PROBLEM STATEMENT: Report how many lines contain "JSON", with no other words.

RECORDS TO PROCESS:
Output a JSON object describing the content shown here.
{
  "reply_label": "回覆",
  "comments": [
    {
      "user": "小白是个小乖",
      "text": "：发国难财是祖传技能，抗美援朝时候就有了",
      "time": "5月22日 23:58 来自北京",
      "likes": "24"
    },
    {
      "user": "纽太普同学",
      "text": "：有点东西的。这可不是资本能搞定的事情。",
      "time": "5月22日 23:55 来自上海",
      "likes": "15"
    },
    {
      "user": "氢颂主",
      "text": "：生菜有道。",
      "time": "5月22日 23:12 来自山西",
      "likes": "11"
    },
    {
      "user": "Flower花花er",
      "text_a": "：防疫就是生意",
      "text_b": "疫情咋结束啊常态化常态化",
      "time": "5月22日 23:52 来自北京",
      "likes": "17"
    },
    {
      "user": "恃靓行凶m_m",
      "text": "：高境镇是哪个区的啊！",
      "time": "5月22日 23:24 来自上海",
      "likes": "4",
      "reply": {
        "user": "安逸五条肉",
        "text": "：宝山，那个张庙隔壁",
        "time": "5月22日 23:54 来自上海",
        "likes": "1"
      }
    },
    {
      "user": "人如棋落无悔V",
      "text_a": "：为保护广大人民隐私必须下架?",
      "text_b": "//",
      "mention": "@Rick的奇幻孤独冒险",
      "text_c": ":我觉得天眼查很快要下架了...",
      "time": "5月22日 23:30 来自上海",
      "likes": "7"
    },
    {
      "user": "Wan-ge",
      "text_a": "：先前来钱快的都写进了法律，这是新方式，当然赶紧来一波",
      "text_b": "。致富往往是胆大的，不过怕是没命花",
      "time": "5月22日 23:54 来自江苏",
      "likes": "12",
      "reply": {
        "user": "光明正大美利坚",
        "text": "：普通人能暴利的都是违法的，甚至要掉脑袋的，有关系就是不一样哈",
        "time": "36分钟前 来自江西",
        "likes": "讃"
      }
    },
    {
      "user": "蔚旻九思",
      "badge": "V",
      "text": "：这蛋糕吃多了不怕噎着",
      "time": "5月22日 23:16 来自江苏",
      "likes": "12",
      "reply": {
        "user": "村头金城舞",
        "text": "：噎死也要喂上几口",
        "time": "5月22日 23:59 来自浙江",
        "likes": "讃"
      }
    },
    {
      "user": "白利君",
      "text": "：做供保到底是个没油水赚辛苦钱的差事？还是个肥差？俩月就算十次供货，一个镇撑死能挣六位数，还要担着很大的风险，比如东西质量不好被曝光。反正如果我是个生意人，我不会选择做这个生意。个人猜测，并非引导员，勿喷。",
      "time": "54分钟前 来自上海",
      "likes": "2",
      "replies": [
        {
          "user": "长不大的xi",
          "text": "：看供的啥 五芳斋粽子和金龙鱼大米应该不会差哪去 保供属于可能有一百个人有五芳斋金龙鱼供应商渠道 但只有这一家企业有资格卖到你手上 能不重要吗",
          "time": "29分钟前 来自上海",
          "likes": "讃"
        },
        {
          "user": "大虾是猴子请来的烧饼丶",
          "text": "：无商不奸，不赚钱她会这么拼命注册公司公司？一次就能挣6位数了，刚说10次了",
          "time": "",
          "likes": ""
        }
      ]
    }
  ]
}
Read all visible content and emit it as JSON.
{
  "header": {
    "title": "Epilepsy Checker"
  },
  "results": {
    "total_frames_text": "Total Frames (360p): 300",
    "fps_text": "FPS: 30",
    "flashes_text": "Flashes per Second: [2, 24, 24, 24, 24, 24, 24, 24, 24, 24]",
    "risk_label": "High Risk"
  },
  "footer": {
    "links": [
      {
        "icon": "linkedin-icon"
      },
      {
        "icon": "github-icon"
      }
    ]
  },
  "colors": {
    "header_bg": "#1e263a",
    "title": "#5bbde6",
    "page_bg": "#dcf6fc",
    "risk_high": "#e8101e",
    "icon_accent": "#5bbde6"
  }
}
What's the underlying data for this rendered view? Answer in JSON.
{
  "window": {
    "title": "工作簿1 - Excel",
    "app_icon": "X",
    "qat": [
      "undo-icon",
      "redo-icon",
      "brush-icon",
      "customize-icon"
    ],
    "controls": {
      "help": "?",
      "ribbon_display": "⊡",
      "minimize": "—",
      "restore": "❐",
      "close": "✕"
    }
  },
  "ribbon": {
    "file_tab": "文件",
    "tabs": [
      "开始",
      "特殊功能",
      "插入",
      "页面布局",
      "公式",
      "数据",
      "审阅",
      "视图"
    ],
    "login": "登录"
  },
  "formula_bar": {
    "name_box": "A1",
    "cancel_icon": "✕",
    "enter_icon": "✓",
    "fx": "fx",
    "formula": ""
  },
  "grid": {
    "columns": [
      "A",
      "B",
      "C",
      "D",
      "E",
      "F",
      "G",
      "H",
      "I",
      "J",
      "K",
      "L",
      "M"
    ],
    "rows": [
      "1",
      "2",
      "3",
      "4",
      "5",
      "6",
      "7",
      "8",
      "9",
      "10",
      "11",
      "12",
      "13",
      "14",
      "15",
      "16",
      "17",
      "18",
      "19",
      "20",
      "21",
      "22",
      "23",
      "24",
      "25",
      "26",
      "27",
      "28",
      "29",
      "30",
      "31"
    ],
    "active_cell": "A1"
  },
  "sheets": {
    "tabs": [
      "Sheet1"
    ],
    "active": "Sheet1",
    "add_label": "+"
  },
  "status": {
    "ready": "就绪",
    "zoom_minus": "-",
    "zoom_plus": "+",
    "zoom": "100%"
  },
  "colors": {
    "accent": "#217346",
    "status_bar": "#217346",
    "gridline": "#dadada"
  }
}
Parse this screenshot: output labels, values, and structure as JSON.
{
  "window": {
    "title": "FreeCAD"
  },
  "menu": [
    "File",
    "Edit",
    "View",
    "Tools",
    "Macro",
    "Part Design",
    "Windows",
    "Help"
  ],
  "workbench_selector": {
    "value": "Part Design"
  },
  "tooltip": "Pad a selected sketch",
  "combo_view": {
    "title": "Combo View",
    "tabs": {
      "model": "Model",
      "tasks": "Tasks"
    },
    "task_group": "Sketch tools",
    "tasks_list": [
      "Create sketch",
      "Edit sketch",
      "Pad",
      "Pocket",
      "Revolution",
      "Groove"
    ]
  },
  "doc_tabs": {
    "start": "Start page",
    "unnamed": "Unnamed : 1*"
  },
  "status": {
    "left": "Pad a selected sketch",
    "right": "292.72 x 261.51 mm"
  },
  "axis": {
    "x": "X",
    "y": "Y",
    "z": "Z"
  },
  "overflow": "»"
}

EXERCISE ANSWER: 4